→ **Required action A**
Sum up the thread on tampering with the Hyperledger Fabric state database in two sentences.
→ **Required action B**
In the thread on tampering with the Hyperledger Fabric state database, how is a corrupt or tampered state database rebuilt in Fabric?

→ **Document segment**
The Hyperledger Fabric state database is similar to the bitcoin unspent transaction database, in that if a peer administrator tampers with their own peer’s database, the peer will not be able to convince other peers that transactions coming from it are valid. In both cases, the database can be viewed as a cache of current blockchain state. And in both cases, if the database becomes corrupt or tampered, it can be rebuilt on the peer from the blockchain. In the case of bitcoin, this is done with the -reindex flag. In the case of Fabric, this is done by dropping the state database and restarting the peer.
In Fabric, peers from different orgs as specified in the endorsement policy must return the same chaincode execution results for transactions to be validated. If ledger state data had been altered or corrupted (in CouchDB or LevelDB file system) on a peer, then the chaincode execution results would be inconsistent across endorsing peers, the 'bad’ peer/org will be found out, and the application client should throw out the results from the bad peer/org before submitting the transaction for ordering/commit. If a client application tries to submit a transaction with inconsistent endorsement results regardless, this will be detected on all the peers at validation time and the transaction will be invalidated.
You must secure your couchdb from modification by processes other than the peer, just as you must generally protect your filesystem or memory.
If you make your filesystem world writable, other users could overwrite ledger contents. Similarly, if you do not put access control on couchdb writes, then you lose the immutability properties.
In Hyperledger Fabric v1.2, each peer has its own CouchDB. So even if you change the data directly from CouchDB of one peer. The endorsement would fail. If the endorsement fails, your data will not be written neither in world state nor in the current state.
That's the beauty of a decentralized distributed system. Even if you or someone else changes the state of your database/ledger it will not match with the state of others in the network, neither will it match the transaction block hash rendering any transactions invalid by the endorsers unless you can restore the actual agreed upon state of the ledger from the network participants or the orderer.

→ **Record set**
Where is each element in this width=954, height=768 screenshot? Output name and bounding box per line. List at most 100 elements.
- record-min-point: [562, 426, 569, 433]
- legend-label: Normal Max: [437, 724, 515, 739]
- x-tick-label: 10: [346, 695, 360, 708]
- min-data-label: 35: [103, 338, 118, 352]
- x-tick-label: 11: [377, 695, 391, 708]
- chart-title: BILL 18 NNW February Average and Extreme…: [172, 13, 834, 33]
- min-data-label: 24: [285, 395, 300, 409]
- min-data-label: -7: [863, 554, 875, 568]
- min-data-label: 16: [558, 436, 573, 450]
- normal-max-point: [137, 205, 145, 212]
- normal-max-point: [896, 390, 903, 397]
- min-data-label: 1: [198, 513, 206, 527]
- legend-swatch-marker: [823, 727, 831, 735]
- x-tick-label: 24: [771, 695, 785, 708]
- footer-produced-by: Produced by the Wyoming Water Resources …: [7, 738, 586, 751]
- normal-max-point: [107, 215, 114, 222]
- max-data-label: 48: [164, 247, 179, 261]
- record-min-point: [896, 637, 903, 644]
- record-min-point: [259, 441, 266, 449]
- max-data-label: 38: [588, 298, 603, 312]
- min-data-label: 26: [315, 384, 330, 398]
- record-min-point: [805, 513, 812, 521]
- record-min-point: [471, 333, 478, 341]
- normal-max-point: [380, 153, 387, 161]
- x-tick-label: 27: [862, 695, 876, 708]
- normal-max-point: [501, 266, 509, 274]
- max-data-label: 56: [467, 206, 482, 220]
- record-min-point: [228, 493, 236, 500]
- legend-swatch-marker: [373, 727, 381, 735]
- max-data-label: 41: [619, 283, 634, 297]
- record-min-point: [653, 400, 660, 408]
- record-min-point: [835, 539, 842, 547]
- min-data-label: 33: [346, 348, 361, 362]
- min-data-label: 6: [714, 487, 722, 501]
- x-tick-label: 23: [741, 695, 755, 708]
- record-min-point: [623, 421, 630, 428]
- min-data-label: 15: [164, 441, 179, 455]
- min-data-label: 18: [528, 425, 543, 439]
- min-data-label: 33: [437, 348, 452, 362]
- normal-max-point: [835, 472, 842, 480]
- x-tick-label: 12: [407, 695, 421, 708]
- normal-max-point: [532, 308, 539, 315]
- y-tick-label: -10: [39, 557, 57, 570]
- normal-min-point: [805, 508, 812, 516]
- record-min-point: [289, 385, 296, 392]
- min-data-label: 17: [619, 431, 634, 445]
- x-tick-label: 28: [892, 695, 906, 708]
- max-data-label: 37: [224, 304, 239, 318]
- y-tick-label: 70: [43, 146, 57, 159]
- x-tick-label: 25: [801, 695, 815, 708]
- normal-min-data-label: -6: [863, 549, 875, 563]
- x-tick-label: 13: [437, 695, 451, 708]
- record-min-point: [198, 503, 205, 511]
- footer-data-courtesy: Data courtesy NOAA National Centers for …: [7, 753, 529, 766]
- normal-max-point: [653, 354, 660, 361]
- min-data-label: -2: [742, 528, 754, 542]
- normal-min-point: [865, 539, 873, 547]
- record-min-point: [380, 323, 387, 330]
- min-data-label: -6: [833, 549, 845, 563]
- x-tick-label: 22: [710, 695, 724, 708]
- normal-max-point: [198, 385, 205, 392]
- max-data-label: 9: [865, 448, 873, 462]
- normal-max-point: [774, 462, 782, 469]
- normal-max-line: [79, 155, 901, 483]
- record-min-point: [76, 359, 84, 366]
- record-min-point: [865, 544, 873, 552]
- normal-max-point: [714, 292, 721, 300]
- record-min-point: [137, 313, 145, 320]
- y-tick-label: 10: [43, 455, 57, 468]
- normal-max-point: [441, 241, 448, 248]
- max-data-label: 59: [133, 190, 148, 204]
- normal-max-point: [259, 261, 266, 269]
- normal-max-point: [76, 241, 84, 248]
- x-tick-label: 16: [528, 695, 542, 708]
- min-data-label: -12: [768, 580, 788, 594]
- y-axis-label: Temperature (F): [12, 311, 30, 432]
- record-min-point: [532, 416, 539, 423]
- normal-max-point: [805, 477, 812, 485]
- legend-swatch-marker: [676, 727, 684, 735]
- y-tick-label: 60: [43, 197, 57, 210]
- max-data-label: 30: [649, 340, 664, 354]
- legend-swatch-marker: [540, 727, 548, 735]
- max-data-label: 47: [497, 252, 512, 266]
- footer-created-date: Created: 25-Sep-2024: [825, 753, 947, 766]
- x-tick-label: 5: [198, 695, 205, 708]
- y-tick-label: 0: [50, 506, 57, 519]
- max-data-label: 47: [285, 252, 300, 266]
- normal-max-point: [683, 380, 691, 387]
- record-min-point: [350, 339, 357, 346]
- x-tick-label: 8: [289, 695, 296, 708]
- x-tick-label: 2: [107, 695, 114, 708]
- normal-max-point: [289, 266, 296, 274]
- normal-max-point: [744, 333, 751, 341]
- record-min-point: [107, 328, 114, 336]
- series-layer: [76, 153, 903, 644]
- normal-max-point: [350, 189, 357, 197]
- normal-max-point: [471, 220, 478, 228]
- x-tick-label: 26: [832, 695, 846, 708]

→ **Task solution A**
The Fabric state database works like a cache of the blockchain's current state, so a peer whose database has been tampered with can't convince other peers that its transactions are valid, and the database can be rebuilt by dropping it and restarting the peer. Because endorsing peers from different orgs must return the same chaincode results, altered data shows up as mismatched results and the transaction is invalidated, though CouchDB still has to be protected from writes by processes other than the peer.

→ **Task solution B**
By dropping the state database and restarting the peer.